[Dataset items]
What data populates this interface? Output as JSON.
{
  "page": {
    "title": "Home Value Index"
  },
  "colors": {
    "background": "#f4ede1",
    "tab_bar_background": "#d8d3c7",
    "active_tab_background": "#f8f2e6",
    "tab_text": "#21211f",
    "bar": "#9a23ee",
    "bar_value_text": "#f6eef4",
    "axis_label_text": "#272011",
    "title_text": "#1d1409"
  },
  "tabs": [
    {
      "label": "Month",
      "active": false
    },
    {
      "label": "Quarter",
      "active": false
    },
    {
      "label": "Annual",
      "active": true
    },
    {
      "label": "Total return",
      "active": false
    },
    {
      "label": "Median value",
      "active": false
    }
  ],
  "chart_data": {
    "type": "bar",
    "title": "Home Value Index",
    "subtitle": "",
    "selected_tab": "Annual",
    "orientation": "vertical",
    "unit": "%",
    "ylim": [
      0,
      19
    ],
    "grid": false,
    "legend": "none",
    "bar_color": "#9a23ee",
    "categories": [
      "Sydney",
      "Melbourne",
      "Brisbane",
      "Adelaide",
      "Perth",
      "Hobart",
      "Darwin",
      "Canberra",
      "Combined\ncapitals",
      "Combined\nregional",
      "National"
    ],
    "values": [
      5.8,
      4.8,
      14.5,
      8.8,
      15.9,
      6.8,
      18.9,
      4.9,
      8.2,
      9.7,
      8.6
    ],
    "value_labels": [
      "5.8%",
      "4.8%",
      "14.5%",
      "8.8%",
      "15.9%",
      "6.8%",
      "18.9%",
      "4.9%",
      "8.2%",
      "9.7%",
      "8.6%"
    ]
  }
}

§ **TASK GOAL**
How many lines in the records above contain the word "Combined"? Give only the number.

§ **SOLUTION FOR THIS TASK**
2